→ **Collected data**
------------------------

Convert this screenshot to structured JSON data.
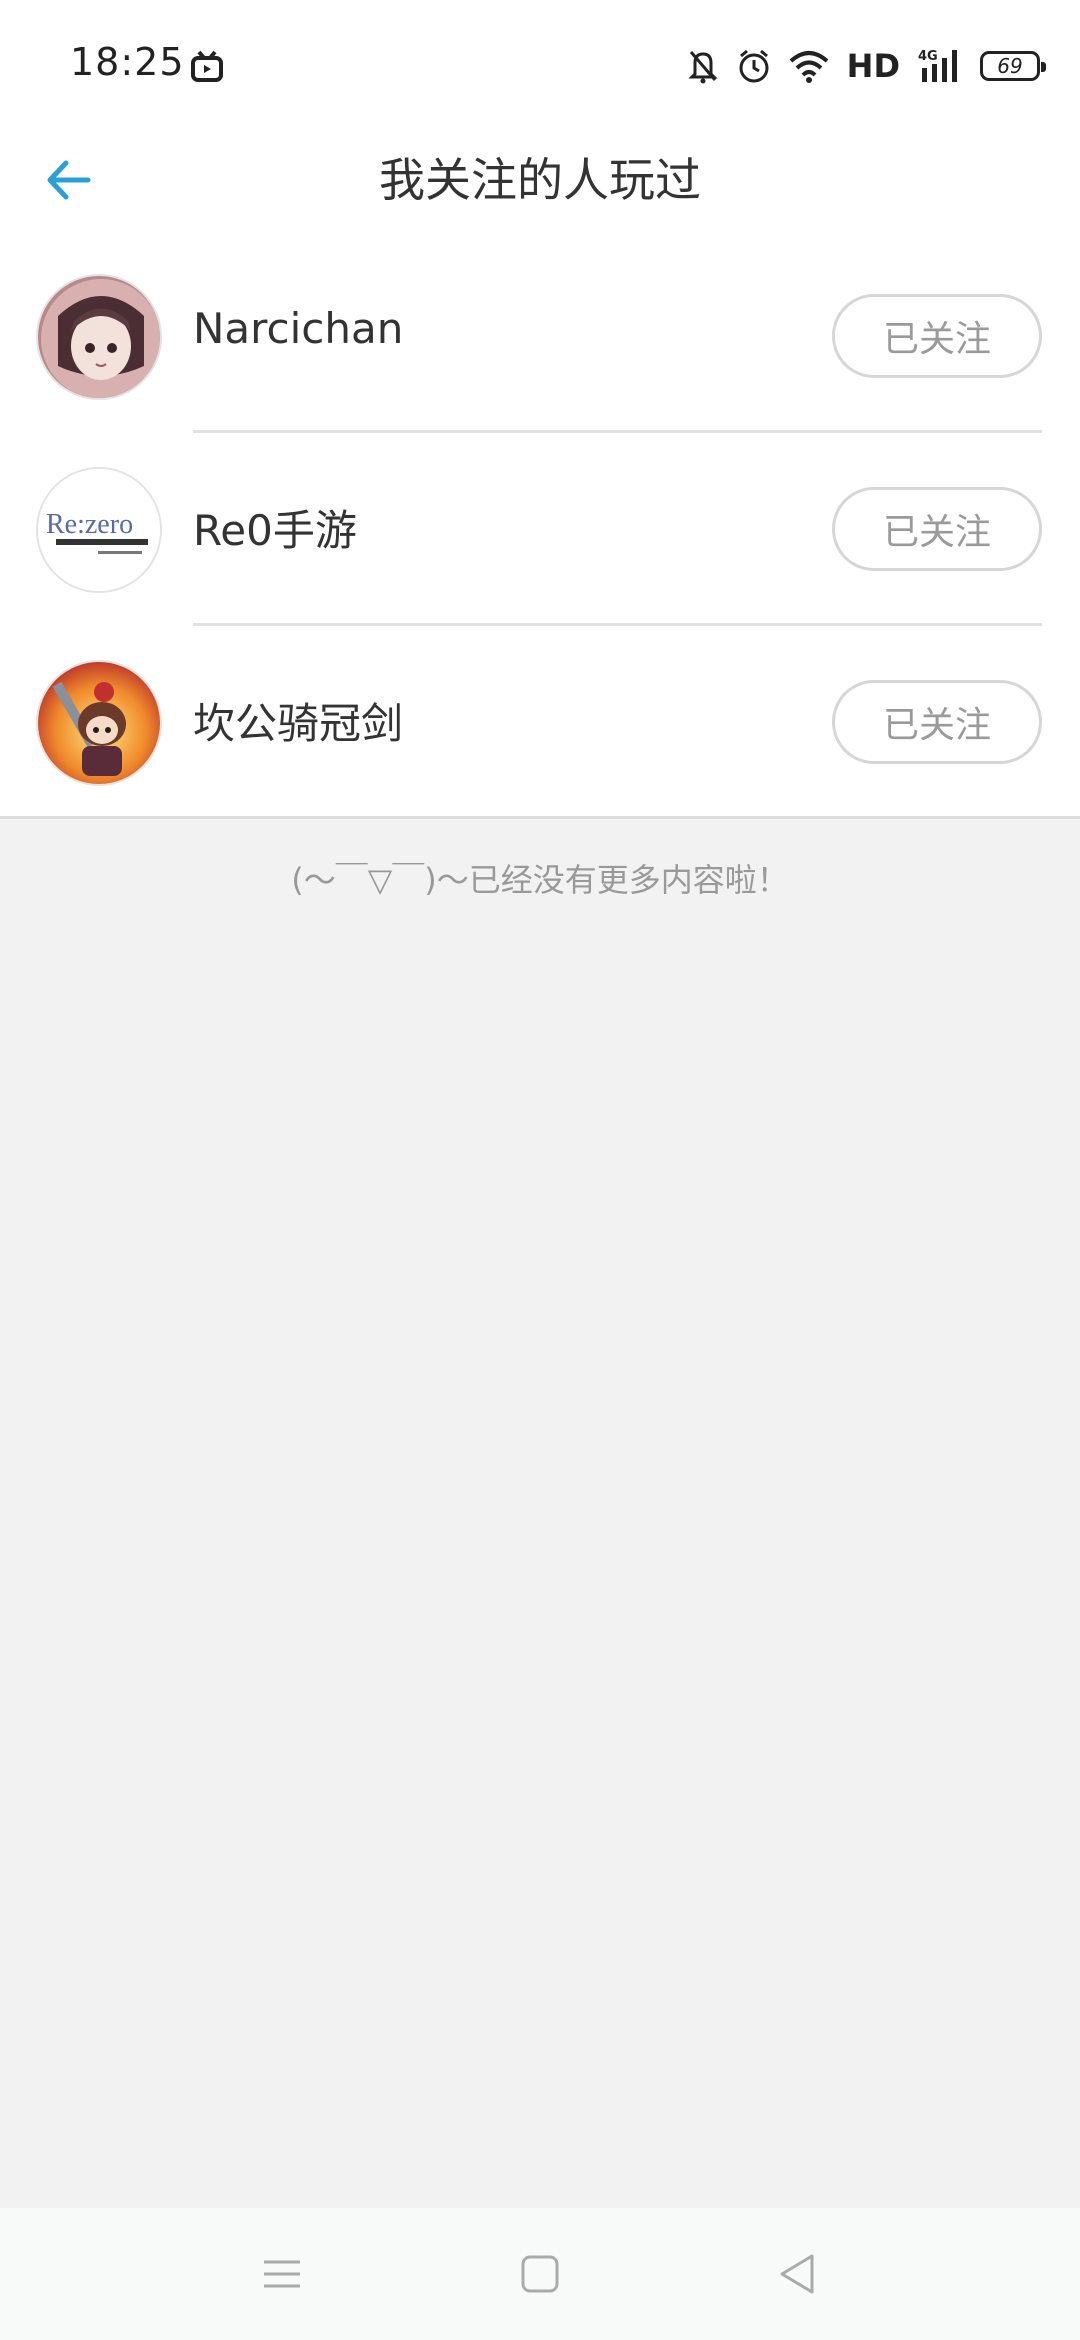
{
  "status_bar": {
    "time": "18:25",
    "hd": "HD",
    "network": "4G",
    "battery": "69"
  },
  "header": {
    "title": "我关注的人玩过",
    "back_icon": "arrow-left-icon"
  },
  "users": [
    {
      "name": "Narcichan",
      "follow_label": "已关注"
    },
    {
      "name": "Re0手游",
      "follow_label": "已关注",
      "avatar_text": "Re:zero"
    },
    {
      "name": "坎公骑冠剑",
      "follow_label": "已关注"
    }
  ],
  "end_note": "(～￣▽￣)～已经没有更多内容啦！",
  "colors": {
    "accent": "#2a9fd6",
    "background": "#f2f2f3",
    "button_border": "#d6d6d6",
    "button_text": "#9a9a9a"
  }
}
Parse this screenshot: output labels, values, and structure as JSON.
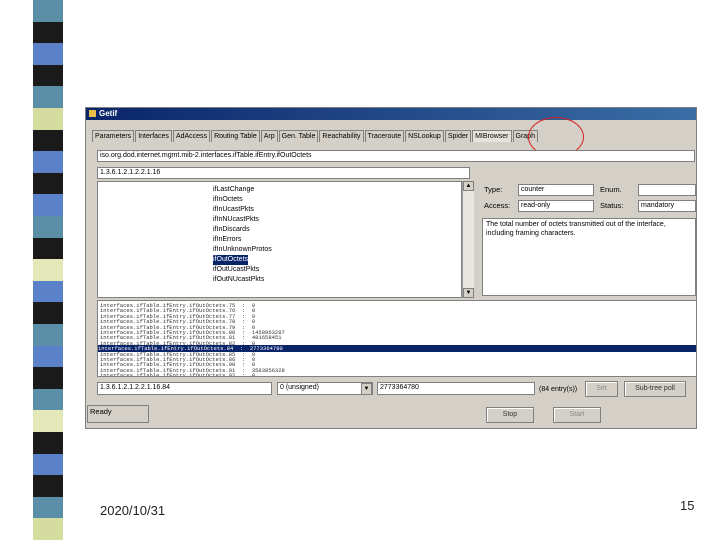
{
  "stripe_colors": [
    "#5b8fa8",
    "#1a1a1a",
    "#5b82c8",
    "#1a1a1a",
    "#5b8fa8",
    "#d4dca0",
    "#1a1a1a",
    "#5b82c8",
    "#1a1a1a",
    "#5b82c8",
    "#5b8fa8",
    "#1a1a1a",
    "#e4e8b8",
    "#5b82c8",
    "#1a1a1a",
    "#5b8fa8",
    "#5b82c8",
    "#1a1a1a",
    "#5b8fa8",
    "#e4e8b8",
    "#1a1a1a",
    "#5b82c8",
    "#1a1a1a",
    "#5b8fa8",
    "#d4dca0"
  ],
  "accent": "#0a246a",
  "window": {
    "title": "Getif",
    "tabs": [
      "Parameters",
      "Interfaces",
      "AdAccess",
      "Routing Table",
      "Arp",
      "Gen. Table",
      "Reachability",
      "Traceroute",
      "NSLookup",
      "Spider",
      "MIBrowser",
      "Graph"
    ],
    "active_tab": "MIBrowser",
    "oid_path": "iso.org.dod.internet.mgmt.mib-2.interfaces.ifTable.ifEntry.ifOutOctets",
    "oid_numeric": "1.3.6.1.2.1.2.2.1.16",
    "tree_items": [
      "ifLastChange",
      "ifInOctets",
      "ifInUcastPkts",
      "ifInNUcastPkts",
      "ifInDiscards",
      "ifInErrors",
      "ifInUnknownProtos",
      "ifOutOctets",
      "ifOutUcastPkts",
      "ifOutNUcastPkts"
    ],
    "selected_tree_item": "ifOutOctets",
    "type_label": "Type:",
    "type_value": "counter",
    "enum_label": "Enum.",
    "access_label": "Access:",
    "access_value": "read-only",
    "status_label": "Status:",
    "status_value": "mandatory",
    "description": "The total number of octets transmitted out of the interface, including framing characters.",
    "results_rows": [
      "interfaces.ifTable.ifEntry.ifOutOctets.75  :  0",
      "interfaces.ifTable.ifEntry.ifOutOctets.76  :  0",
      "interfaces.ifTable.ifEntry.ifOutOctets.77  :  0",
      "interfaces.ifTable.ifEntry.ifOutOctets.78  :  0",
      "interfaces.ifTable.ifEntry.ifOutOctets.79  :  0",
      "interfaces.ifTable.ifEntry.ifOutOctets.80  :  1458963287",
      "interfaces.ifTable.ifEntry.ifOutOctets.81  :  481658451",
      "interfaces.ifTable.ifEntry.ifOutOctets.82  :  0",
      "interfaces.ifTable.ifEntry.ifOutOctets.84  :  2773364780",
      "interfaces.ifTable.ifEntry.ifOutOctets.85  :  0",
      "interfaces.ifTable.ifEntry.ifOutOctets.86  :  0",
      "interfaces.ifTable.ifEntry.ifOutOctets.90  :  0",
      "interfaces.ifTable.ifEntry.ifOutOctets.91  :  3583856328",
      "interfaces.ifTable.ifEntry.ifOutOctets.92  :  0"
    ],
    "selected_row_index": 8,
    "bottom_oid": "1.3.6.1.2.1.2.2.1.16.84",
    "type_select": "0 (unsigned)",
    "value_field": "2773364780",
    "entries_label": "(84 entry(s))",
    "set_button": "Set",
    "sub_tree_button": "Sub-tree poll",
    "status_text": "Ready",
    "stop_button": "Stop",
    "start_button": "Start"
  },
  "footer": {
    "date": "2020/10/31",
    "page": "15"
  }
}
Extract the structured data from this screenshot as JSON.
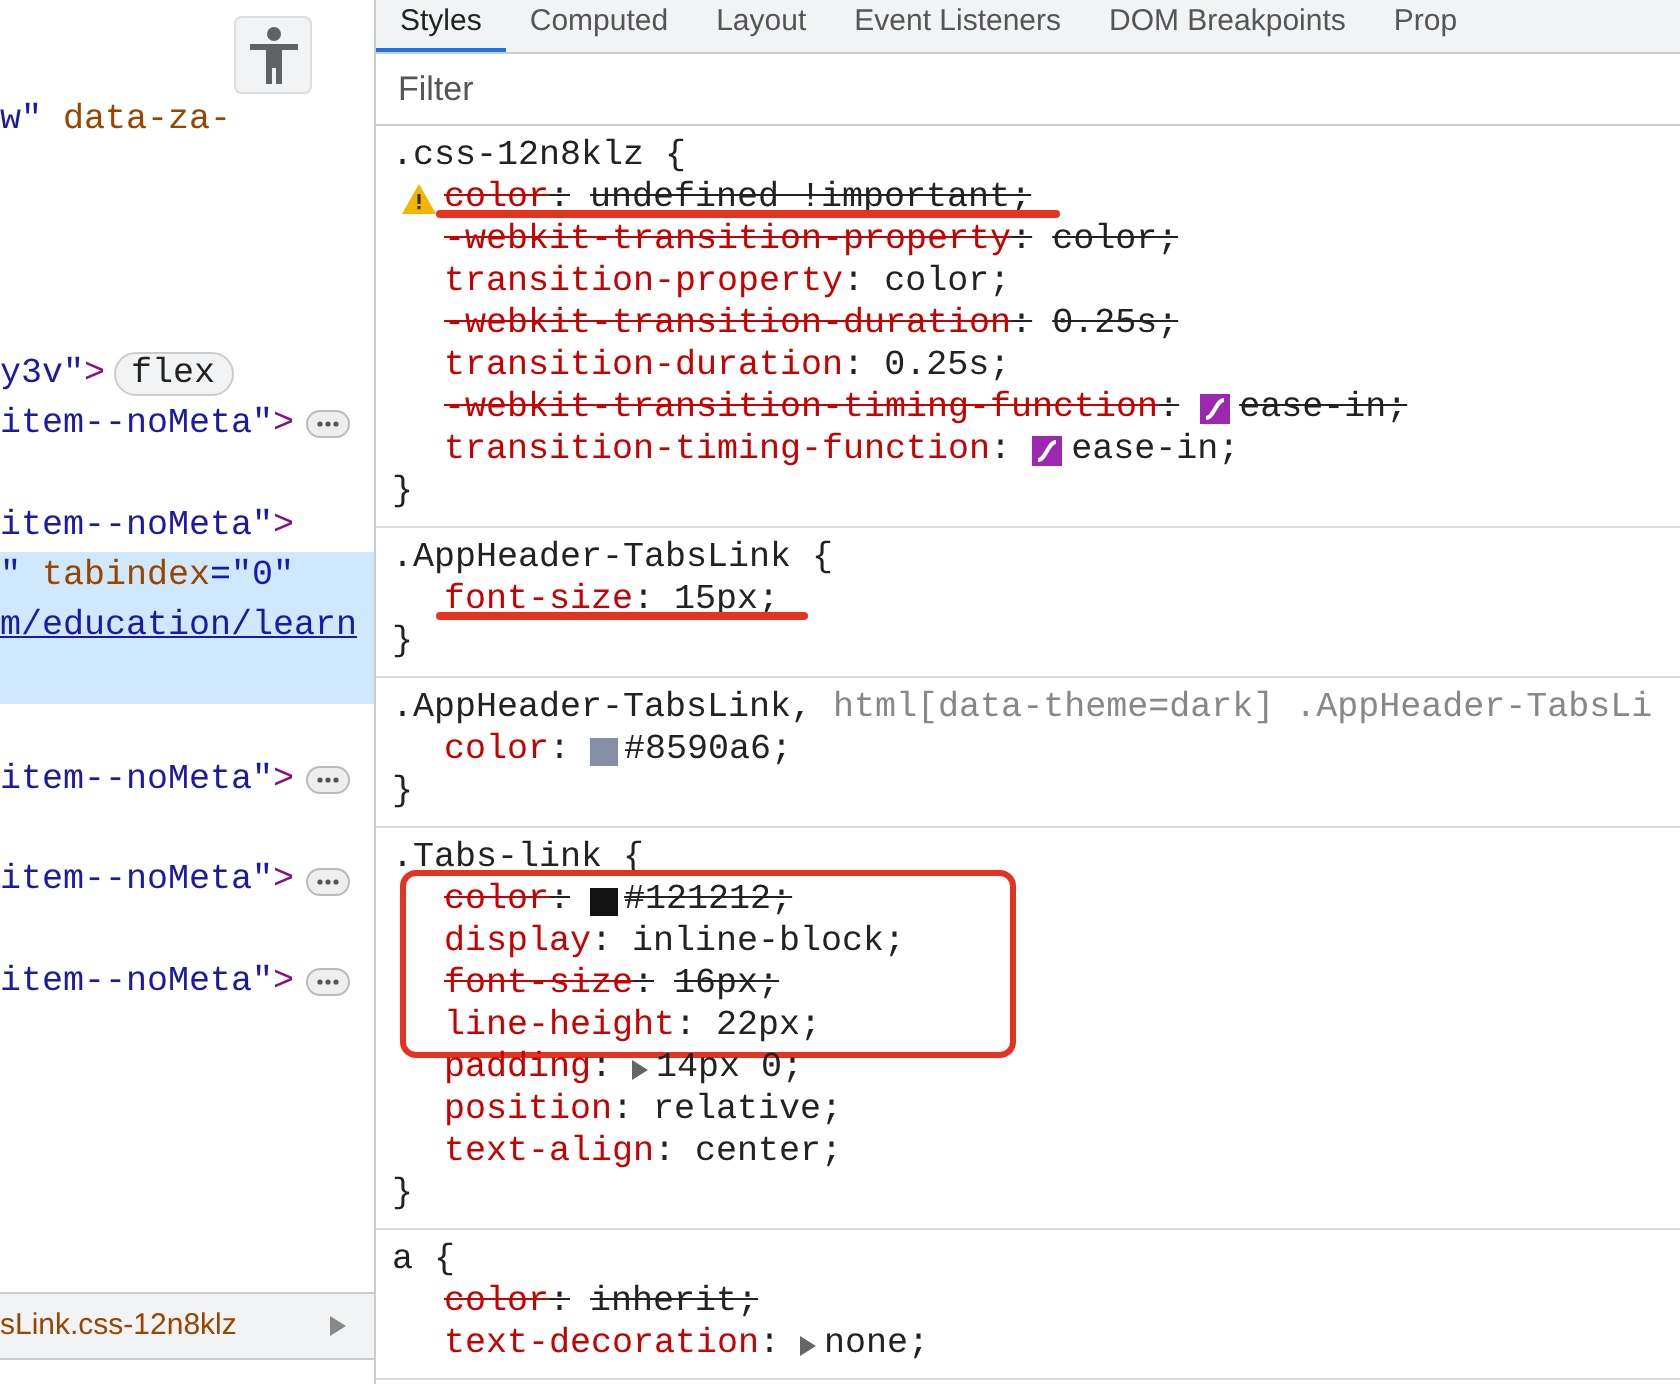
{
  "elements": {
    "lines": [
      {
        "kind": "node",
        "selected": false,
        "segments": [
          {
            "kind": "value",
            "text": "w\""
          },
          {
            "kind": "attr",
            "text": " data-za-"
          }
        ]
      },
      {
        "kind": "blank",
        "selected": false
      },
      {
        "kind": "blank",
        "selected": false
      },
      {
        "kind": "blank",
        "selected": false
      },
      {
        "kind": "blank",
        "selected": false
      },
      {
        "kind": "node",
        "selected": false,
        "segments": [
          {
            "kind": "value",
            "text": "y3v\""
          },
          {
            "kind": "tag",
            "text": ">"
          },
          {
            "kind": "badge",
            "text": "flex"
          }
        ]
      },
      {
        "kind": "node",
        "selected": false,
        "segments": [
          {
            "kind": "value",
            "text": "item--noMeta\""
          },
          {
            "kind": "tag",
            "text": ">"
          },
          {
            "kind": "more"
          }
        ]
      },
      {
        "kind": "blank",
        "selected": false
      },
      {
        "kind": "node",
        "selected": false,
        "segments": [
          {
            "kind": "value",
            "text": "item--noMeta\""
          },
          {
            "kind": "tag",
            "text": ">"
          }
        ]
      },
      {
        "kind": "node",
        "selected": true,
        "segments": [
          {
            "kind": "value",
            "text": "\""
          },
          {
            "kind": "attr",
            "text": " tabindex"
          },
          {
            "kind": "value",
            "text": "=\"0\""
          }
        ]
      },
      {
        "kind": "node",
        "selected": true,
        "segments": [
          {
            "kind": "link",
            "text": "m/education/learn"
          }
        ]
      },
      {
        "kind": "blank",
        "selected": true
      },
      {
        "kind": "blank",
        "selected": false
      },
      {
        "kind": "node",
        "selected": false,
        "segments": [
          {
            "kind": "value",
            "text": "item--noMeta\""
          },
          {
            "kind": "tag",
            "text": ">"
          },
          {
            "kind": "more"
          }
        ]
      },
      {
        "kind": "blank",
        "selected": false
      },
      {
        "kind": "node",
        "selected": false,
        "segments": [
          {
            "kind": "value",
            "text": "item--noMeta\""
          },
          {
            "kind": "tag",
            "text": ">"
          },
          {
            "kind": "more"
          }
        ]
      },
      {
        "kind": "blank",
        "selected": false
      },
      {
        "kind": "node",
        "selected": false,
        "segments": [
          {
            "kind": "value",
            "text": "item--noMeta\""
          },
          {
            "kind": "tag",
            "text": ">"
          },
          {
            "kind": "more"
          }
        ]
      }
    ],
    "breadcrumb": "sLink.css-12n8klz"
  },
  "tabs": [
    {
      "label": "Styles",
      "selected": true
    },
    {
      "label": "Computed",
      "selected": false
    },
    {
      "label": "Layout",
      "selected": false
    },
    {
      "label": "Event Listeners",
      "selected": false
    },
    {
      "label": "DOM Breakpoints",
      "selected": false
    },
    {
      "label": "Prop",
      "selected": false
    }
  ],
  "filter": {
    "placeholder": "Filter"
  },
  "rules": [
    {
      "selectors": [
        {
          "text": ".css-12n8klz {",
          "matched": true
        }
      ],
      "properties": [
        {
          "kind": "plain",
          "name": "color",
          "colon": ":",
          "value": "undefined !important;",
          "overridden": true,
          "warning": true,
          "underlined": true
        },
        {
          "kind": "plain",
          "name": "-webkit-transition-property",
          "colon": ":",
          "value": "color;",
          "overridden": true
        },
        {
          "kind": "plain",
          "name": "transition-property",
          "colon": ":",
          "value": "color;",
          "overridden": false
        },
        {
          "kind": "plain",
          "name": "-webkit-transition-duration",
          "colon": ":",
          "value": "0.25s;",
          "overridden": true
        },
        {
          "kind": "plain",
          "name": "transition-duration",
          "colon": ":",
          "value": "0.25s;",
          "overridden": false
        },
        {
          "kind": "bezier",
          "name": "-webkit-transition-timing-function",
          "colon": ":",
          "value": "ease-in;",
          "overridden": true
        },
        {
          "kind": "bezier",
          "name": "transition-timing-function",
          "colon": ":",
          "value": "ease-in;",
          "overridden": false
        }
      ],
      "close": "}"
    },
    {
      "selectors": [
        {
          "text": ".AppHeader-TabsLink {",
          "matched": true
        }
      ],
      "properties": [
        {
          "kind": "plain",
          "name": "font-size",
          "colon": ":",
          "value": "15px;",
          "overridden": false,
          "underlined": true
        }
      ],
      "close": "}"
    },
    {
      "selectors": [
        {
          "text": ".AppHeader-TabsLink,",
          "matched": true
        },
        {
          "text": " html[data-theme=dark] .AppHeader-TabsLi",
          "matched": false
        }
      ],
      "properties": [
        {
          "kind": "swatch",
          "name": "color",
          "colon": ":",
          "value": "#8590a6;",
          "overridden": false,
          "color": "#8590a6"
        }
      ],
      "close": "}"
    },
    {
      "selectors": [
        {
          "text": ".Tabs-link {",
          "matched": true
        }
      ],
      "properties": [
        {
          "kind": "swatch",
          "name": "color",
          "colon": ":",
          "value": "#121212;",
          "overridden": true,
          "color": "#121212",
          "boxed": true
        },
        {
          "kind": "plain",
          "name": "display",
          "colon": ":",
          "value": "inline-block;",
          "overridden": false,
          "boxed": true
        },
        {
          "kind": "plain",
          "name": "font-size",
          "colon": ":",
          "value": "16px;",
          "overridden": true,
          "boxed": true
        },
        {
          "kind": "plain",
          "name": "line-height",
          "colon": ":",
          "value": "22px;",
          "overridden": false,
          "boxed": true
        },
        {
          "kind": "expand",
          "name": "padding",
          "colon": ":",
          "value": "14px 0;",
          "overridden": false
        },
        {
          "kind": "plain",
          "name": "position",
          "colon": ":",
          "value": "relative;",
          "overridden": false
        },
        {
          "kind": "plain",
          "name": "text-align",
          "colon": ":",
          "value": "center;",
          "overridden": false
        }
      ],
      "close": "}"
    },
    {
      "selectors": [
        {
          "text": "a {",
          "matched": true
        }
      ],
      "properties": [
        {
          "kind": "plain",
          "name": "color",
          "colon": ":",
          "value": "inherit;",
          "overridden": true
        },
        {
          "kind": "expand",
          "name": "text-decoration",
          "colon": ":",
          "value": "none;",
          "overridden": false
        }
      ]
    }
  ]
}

------------------------

→ **GIVEN TASK**
For each line above that contains the word "TabsLink", copy that line.

→ **REPLY**
          "text": ".AppHeader-TabsLink {",
          "text": ".AppHeader-TabsLink,",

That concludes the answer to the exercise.